The exercise: Copy out all lines in the data below containing the string "Alleanza".
※
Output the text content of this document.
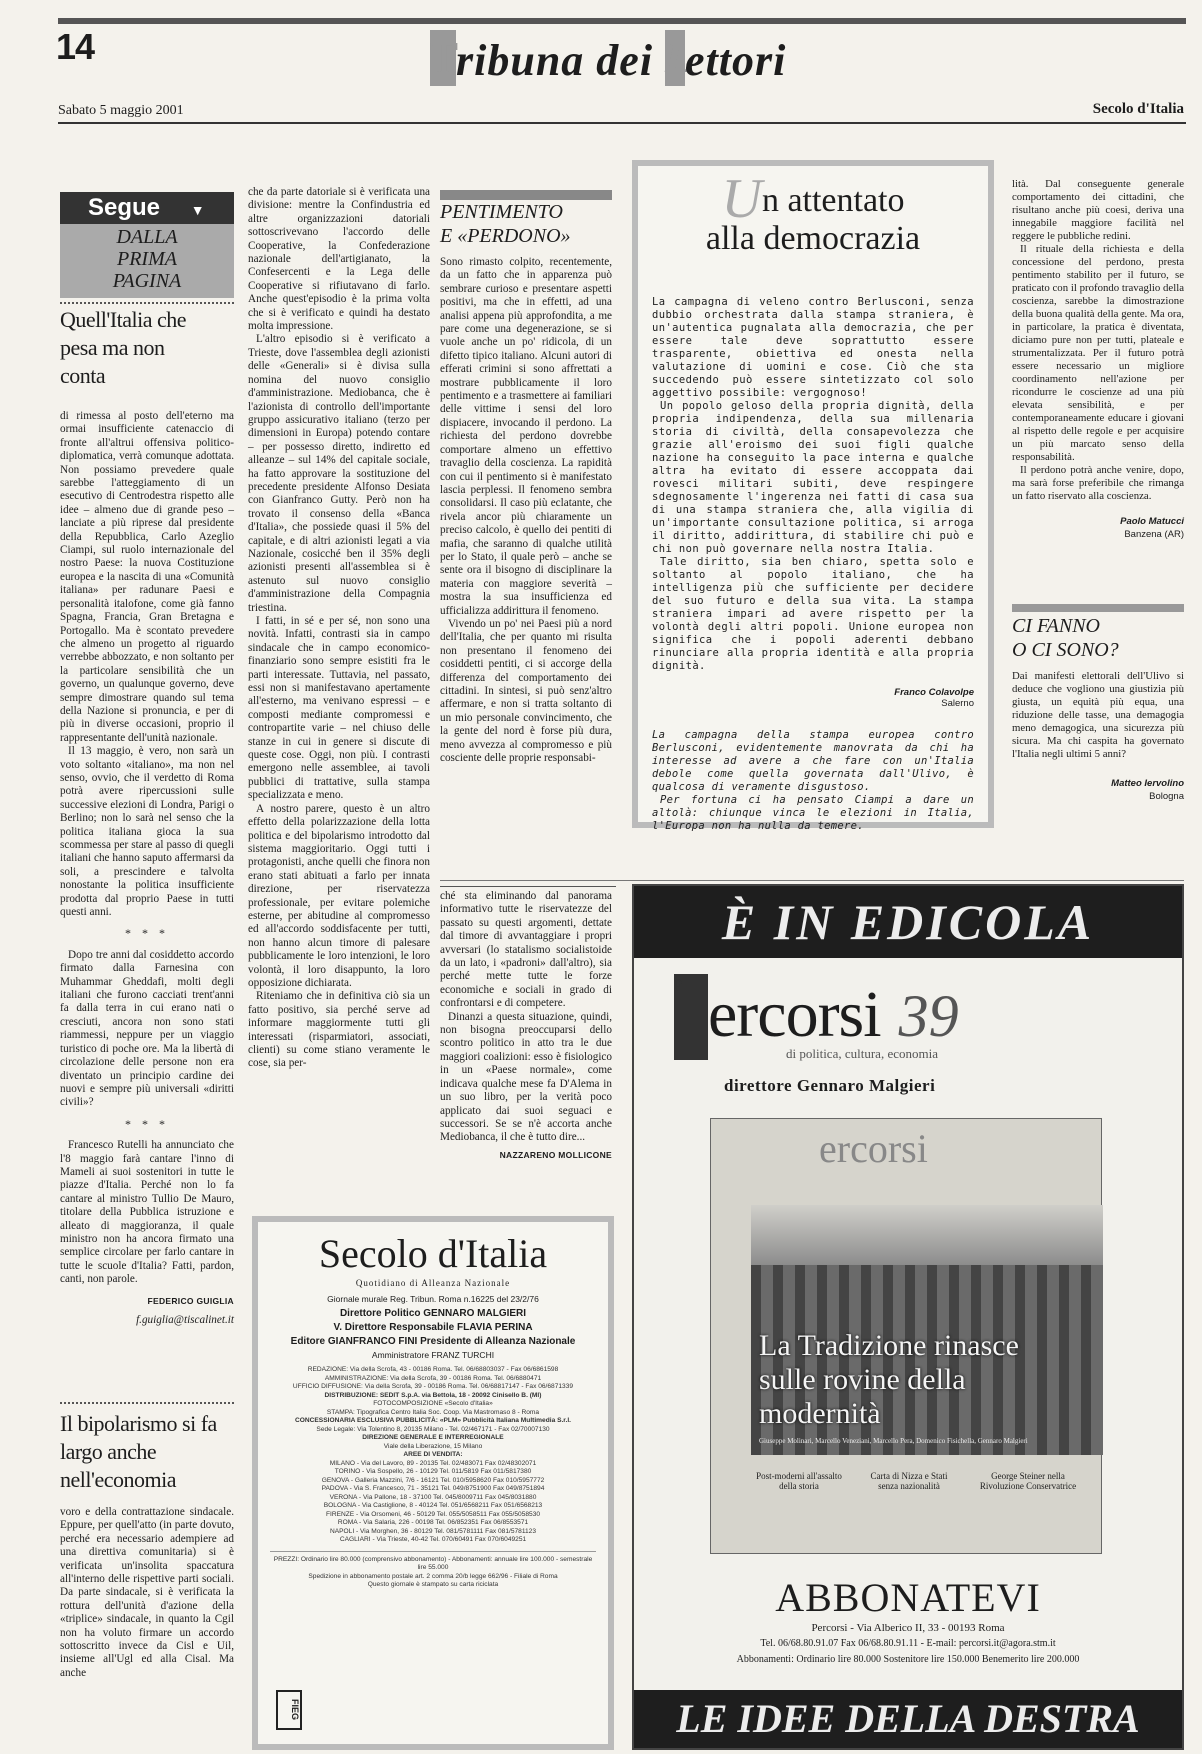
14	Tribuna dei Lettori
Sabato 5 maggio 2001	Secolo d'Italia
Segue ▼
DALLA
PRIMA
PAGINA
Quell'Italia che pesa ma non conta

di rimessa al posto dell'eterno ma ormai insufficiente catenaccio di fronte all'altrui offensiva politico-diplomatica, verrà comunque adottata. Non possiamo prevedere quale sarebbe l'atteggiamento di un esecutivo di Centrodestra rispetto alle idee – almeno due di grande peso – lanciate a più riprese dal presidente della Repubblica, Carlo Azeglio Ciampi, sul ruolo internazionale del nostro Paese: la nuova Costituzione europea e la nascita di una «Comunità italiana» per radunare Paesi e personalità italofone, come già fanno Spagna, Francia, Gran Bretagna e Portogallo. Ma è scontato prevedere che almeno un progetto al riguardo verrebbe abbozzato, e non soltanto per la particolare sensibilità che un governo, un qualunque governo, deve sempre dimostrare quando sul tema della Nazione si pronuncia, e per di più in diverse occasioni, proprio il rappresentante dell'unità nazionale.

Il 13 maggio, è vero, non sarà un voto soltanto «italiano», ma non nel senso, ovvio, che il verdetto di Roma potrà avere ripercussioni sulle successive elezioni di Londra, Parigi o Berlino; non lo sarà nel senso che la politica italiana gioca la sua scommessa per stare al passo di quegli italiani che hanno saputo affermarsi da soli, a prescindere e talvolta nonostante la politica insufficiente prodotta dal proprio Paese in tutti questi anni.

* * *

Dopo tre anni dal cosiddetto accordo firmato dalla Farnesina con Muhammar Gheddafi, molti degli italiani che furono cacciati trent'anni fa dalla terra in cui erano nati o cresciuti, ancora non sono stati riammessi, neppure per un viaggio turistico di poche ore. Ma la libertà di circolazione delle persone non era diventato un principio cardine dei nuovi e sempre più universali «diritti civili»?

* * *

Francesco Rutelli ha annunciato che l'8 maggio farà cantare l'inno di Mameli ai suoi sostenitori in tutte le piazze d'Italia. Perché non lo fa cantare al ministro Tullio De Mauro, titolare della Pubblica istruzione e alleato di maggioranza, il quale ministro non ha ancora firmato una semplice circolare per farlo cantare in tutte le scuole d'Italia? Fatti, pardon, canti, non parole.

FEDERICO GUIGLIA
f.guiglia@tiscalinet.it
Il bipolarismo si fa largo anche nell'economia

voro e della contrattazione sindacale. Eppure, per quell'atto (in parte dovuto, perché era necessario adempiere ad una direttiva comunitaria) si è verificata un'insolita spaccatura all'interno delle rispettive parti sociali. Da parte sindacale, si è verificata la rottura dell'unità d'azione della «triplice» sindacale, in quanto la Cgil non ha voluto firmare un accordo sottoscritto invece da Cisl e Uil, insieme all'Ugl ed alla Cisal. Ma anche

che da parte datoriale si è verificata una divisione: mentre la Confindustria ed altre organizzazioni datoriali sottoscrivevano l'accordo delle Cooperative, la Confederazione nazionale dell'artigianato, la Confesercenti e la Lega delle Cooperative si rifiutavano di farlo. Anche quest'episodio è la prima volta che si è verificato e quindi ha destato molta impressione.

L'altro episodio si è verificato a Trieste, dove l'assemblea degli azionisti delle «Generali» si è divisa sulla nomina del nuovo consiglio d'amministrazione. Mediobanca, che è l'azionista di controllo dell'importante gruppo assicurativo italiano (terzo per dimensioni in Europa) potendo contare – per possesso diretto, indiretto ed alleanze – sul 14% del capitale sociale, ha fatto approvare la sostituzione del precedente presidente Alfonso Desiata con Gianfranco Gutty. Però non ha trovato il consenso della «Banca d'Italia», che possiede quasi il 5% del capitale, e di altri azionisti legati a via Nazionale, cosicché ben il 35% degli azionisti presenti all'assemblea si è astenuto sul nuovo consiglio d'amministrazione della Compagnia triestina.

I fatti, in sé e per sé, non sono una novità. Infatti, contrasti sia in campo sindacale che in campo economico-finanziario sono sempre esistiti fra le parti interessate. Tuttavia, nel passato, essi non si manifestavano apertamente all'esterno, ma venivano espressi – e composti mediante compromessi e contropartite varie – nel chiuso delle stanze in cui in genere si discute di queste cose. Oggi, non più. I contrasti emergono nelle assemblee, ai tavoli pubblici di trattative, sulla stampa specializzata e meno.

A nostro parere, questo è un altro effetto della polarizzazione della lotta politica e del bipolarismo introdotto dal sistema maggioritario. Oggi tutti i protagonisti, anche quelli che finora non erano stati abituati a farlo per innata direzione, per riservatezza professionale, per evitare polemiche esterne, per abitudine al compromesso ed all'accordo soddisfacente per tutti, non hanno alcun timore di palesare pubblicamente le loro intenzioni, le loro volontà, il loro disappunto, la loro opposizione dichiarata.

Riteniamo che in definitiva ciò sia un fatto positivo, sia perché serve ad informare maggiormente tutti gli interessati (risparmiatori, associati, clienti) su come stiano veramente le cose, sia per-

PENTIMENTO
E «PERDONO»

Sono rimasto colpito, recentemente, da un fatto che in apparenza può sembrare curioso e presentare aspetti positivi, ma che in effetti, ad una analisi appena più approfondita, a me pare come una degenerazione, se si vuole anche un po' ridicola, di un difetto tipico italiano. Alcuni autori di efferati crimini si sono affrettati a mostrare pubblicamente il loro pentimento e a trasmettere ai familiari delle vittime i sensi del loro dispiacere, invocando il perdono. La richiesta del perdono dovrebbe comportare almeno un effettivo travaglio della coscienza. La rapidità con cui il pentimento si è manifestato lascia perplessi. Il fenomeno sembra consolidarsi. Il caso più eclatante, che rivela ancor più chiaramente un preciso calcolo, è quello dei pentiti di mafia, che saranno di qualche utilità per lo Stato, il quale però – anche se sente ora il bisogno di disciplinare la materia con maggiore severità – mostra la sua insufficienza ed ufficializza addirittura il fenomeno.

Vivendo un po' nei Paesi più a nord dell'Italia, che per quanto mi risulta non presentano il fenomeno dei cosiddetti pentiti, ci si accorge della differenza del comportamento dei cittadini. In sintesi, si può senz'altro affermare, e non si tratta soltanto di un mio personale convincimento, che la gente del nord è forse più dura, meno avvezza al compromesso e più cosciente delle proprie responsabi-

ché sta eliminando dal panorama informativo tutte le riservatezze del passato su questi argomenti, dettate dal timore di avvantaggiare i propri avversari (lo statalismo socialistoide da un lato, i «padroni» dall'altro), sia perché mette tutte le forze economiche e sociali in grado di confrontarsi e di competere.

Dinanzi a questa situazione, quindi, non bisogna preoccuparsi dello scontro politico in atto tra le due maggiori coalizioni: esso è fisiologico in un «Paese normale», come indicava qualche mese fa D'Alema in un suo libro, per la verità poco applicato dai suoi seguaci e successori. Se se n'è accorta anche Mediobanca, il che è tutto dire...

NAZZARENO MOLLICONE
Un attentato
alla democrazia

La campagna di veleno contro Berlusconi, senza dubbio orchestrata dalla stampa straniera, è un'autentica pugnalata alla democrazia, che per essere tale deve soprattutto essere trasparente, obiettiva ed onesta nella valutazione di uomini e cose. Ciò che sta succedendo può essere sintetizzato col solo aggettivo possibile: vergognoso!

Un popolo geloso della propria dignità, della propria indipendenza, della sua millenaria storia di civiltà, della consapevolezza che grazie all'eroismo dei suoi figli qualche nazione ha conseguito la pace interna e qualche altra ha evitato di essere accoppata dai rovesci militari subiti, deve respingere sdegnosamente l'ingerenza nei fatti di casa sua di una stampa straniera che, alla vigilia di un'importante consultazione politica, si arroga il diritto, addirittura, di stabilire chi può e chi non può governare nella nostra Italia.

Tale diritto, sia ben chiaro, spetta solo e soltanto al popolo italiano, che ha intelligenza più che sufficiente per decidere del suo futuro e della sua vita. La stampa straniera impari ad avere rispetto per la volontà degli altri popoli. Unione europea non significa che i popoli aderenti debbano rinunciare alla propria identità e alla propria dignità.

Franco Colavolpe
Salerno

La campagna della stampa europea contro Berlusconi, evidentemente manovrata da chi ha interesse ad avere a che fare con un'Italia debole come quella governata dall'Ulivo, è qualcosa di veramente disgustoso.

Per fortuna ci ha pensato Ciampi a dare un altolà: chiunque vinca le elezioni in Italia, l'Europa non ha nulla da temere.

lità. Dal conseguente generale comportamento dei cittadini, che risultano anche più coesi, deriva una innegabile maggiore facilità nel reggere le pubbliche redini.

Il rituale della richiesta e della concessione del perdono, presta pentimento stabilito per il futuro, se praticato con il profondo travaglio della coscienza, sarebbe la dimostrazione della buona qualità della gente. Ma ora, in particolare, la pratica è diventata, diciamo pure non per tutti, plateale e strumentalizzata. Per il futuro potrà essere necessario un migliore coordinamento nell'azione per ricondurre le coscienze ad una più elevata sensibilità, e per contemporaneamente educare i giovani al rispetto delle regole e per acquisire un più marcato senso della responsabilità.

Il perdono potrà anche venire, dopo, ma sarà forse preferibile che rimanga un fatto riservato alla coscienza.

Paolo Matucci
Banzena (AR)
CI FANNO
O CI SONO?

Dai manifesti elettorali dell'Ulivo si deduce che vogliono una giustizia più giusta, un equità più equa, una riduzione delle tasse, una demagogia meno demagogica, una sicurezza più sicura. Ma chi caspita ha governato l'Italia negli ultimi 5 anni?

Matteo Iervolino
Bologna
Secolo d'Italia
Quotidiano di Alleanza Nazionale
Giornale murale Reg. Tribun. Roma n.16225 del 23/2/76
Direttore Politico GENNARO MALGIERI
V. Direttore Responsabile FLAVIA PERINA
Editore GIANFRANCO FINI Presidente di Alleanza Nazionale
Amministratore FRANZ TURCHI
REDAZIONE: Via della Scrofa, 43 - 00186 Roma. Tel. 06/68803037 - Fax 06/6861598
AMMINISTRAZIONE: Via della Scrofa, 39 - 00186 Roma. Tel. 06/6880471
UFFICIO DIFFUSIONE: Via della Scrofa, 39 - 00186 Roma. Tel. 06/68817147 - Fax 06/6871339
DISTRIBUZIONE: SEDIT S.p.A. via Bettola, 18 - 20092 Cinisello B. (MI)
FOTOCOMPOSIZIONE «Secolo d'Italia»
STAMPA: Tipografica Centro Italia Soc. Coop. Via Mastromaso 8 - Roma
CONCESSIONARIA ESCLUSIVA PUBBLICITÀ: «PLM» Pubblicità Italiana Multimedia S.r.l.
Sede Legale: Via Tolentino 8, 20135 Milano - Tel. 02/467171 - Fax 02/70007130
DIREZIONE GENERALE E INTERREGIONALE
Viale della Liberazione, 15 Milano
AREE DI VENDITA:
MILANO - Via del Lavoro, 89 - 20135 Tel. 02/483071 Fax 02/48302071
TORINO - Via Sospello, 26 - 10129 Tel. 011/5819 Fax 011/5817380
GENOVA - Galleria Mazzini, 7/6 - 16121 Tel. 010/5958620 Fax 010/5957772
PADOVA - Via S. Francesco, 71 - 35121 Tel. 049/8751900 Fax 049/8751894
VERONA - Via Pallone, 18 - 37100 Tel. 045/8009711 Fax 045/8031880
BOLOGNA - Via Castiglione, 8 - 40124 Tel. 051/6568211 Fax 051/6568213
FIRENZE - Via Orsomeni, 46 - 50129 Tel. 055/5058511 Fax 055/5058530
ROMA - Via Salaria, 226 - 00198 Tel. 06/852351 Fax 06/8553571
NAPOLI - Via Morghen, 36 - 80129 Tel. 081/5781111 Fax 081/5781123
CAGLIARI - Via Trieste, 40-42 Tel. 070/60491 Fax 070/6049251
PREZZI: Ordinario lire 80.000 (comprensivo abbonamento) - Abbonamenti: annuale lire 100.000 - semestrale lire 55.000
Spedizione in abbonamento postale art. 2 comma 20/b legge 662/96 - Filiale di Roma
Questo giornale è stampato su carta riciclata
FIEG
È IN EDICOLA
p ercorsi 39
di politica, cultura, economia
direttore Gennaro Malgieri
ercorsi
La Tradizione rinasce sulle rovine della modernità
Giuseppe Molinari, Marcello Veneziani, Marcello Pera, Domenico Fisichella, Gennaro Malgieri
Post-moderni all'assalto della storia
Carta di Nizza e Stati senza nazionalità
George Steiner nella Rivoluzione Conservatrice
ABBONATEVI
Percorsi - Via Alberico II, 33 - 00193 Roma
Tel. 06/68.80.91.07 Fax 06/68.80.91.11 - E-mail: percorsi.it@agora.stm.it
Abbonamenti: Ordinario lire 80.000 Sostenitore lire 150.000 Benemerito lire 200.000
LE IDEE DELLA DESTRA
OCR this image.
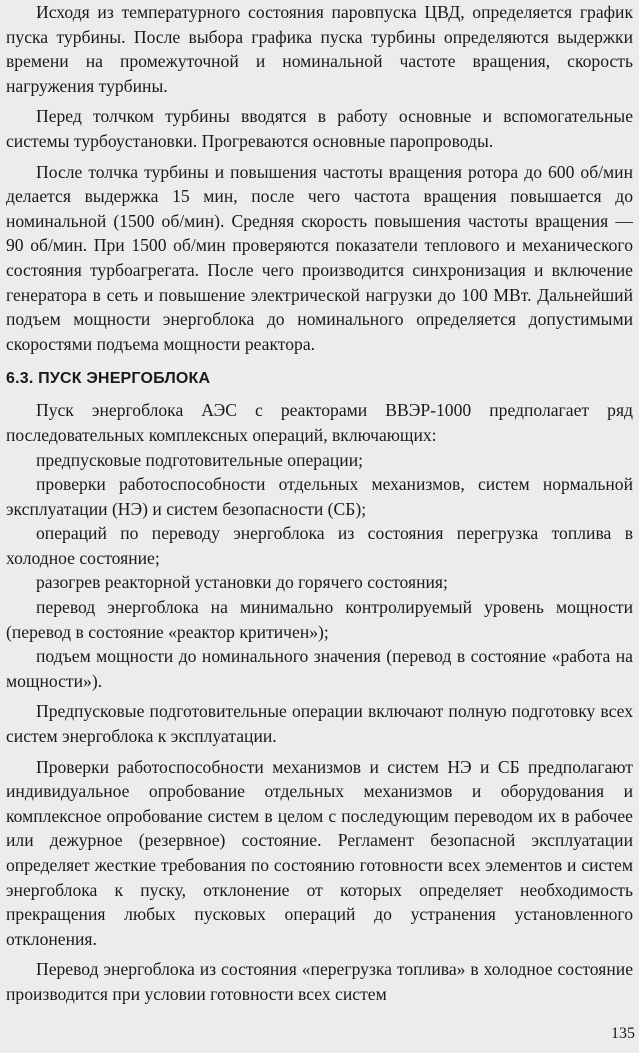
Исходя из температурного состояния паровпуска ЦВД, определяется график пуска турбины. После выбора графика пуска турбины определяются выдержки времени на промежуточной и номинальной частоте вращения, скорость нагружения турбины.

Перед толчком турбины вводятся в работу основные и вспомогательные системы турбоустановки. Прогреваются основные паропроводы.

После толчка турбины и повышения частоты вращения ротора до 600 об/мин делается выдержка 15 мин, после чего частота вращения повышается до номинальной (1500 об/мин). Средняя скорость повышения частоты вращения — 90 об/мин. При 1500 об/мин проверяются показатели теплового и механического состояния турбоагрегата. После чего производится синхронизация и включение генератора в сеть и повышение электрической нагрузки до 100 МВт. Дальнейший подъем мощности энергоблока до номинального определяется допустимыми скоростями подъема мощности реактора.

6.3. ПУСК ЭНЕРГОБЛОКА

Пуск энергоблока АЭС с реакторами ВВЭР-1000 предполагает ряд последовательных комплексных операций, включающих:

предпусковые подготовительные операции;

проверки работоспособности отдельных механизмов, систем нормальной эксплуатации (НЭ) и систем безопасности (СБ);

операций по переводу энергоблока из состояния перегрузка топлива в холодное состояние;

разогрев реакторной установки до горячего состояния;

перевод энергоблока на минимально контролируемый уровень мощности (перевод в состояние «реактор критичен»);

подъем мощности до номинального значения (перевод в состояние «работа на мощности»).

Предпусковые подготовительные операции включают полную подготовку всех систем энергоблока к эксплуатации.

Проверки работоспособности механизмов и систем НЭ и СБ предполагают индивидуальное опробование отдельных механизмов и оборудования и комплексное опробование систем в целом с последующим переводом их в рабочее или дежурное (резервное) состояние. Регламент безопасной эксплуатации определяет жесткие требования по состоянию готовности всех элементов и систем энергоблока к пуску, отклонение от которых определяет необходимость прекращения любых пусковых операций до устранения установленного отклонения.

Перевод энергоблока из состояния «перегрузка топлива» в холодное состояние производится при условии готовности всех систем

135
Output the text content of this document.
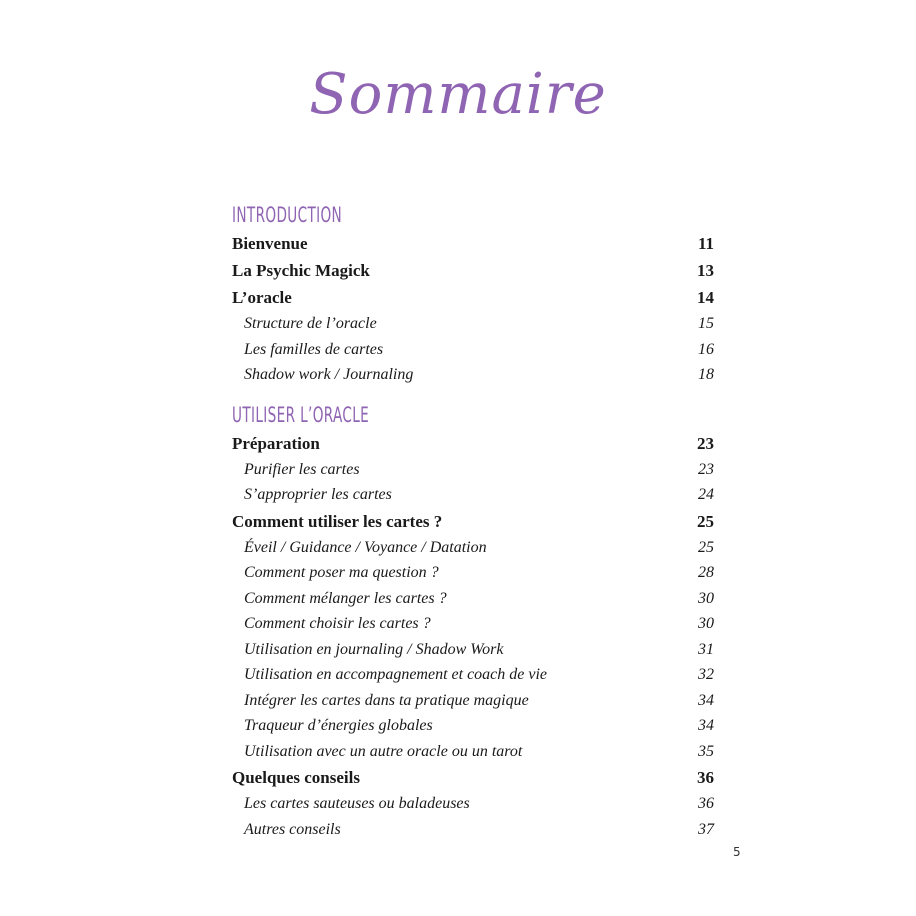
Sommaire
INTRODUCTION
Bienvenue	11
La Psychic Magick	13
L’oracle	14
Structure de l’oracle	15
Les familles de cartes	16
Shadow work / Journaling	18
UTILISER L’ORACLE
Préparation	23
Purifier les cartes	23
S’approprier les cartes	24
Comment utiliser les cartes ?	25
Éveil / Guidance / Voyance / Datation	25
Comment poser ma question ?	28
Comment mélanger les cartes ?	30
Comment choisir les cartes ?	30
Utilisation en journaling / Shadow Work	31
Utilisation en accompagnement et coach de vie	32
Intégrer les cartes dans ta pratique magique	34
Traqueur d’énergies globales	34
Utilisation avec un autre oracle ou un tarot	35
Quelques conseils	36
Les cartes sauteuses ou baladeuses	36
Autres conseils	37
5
※
Completed exercise:
Quotidiano di Alleanza Nazionale
Editore GIANFRANCO FINI Presidente di Alleanza Nazionale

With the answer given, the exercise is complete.